───── Information shown

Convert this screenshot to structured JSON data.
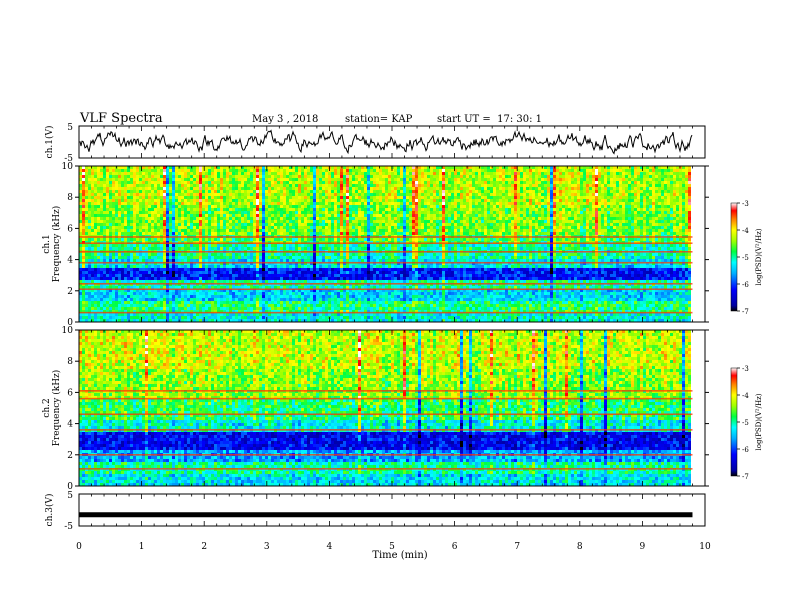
{
  "header": {
    "title": "VLF Spectra",
    "date": "May 3 , 2018",
    "station": "station= KAP",
    "start": "start UT =  17: 30: 1"
  },
  "chart_data": [
    {
      "type": "line",
      "panel": "ch.1 waveform",
      "ylabel": "ch.1(V)",
      "ylim": [
        -5,
        5
      ],
      "yticks": [
        -5,
        5
      ],
      "xlim": [
        0,
        10
      ],
      "description_series": [
        {
          "values": "noisy waveform oscillating roughly between -3 V and +3 V over 0–9.8 min"
        }
      ]
    },
    {
      "type": "heatmap",
      "panel": "ch.1 spectrogram",
      "ylabel": "ch.1 Frequency (kHz)",
      "ylim": [
        0,
        10
      ],
      "yticks": [
        0,
        2,
        4,
        6,
        8,
        10
      ],
      "xlim": [
        0,
        10
      ],
      "data_end_min": 9.8,
      "colorbar": {
        "label": "log(PSD)(V²/Hz)",
        "ticks": [
          -3,
          -4,
          -5,
          -6,
          -7
        ],
        "range": [
          -7,
          -3
        ]
      },
      "bands_khz": [
        {
          "f": [
            0.0,
            0.5
          ],
          "level": -5.2
        },
        {
          "f": [
            0.5,
            1.3
          ],
          "level": -4.9
        },
        {
          "f": [
            1.3,
            2.2
          ],
          "level": -5.4
        },
        {
          "f": [
            2.2,
            2.6
          ],
          "level": -5.0
        },
        {
          "f": [
            2.6,
            3.4
          ],
          "level": -6.2
        },
        {
          "f": [
            3.4,
            4.1
          ],
          "level": -5.3
        },
        {
          "f": [
            4.1,
            5.0
          ],
          "level": -5.0
        },
        {
          "f": [
            5.0,
            5.6
          ],
          "level": -4.7
        },
        {
          "f": [
            5.6,
            7.5
          ],
          "level": -4.5
        },
        {
          "f": [
            7.5,
            10.0
          ],
          "level": -4.3
        }
      ],
      "lines_khz": [
        0.6,
        2.1,
        2.45,
        3.8,
        4.5,
        5.05,
        5.45
      ]
    },
    {
      "type": "heatmap",
      "panel": "ch.2 spectrogram",
      "ylabel": "ch.2 Frequency (kHz)",
      "ylim": [
        0,
        10
      ],
      "yticks": [
        0,
        2,
        4,
        6,
        8,
        10
      ],
      "xlim": [
        0,
        10
      ],
      "data_end_min": 9.8,
      "colorbar": {
        "label": "log(PSD)(V²/Hz)",
        "ticks": [
          -3,
          -4,
          -5,
          -6,
          -7
        ],
        "range": [
          -7,
          -3
        ]
      },
      "bands_khz": [
        {
          "f": [
            0.0,
            0.8
          ],
          "level": -5.3
        },
        {
          "f": [
            0.8,
            1.5
          ],
          "level": -5.0
        },
        {
          "f": [
            1.5,
            2.3
          ],
          "level": -5.6
        },
        {
          "f": [
            2.3,
            3.5
          ],
          "level": -6.3
        },
        {
          "f": [
            3.5,
            4.2
          ],
          "level": -5.2
        },
        {
          "f": [
            4.2,
            5.5
          ],
          "level": -4.8
        },
        {
          "f": [
            5.5,
            7.5
          ],
          "level": -4.4
        },
        {
          "f": [
            7.5,
            10.0
          ],
          "level": -4.2
        }
      ],
      "lines_khz": [
        1.1,
        2.0,
        3.6,
        4.6,
        6.1,
        5.6
      ]
    },
    {
      "type": "line",
      "panel": "ch.3 waveform",
      "ylabel": "ch.3(V)",
      "ylim": [
        -5,
        5
      ],
      "yticks": [
        -5,
        5
      ],
      "xlim": [
        0,
        10
      ],
      "series": [
        {
          "x": [
            0,
            9.8
          ],
          "values": [
            -1.5,
            -1.5
          ]
        }
      ]
    }
  ],
  "xaxis": {
    "label": "Time (min)",
    "ticks": [
      "0",
      "1",
      "2",
      "3",
      "4",
      "5",
      "6",
      "7",
      "8",
      "9",
      "10"
    ]
  }
}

──────────

* **Task statement**
Without the pictures, print the records in full, exactly as they appear.

* **Response**
Convert this screenshot to structured JSON data.
{
  "header": {
    "title": "VLF Spectra",
    "date": "May 3 , 2018",
    "station": "station= KAP",
    "start": "start UT =  17: 30: 1"
  },
  "chart_data": [
    {
      "type": "line",
      "panel": "ch.1 waveform",
      "ylabel": "ch.1(V)",
      "ylim": [
        -5,
        5
      ],
      "yticks": [
        -5,
        5
      ],
      "xlim": [
        0,
        10
      ],
      "description_series": [
        {
          "values": "noisy waveform oscillating roughly between -3 V and +3 V over 0–9.8 min"
        }
      ]
    },
    {
      "type": "heatmap",
      "panel": "ch.1 spectrogram",
      "ylabel": "ch.1 Frequency (kHz)",
      "ylim": [
        0,
        10
      ],
      "yticks": [
        0,
        2,
        4,
        6,
        8,
        10
      ],
      "xlim": [
        0,
        10
      ],
      "data_end_min": 9.8,
      "colorbar": {
        "label": "log(PSD)(V²/Hz)",
        "ticks": [
          -3,
          -4,
          -5,
          -6,
          -7
        ],
        "range": [
          -7,
          -3
        ]
      },
      "bands_khz": [
        {
          "f": [
            0.0,
            0.5
          ],
          "level": -5.2
        },
        {
          "f": [
            0.5,
            1.3
          ],
          "level": -4.9
        },
        {
          "f": [
            1.3,
            2.2
          ],
          "level": -5.4
        },
        {
          "f": [
            2.2,
            2.6
          ],
          "level": -5.0
        },
        {
          "f": [
            2.6,
            3.4
          ],
          "level": -6.2
        },
        {
          "f": [
            3.4,
            4.1
          ],
          "level": -5.3
        },
        {
          "f": [
            4.1,
            5.0
          ],
          "level": -5.0
        },
        {
          "f": [
            5.0,
            5.6
          ],
          "level": -4.7
        },
        {
          "f": [
            5.6,
            7.5
          ],
          "level": -4.5
        },
        {
          "f": [
            7.5,
            10.0
          ],
          "level": -4.3
        }
      ],
      "lines_khz": [
        0.6,
        2.1,
        2.45,
        3.8,
        4.5,
        5.05,
        5.45
      ]
    },
    {
      "type": "heatmap",
      "panel": "ch.2 spectrogram",
      "ylabel": "ch.2 Frequency (kHz)",
      "ylim": [
        0,
        10
      ],
      "yticks": [
        0,
        2,
        4,
        6,
        8,
        10
      ],
      "xlim": [
        0,
        10
      ],
      "data_end_min": 9.8,
      "colorbar": {
        "label": "log(PSD)(V²/Hz)",
        "ticks": [
          -3,
          -4,
          -5,
          -6,
          -7
        ],
        "range": [
          -7,
          -3
        ]
      },
      "bands_khz": [
        {
          "f": [
            0.0,
            0.8
          ],
          "level": -5.3
        },
        {
          "f": [
            0.8,
            1.5
          ],
          "level": -5.0
        },
        {
          "f": [
            1.5,
            2.3
          ],
          "level": -5.6
        },
        {
          "f": [
            2.3,
            3.5
          ],
          "level": -6.3
        },
        {
          "f": [
            3.5,
            4.2
          ],
          "level": -5.2
        },
        {
          "f": [
            4.2,
            5.5
          ],
          "level": -4.8
        },
        {
          "f": [
            5.5,
            7.5
          ],
          "level": -4.4
        },
        {
          "f": [
            7.5,
            10.0
          ],
          "level": -4.2
        }
      ],
      "lines_khz": [
        1.1,
        2.0,
        3.6,
        4.6,
        6.1,
        5.6
      ]
    },
    {
      "type": "line",
      "panel": "ch.3 waveform",
      "ylabel": "ch.3(V)",
      "ylim": [
        -5,
        5
      ],
      "yticks": [
        -5,
        5
      ],
      "xlim": [
        0,
        10
      ],
      "series": [
        {
          "x": [
            0,
            9.8
          ],
          "values": [
            -1.5,
            -1.5
          ]
        }
      ]
    }
  ],
  "xaxis": {
    "label": "Time (min)",
    "ticks": [
      "0",
      "1",
      "2",
      "3",
      "4",
      "5",
      "6",
      "7",
      "8",
      "9",
      "10"
    ]
  }
}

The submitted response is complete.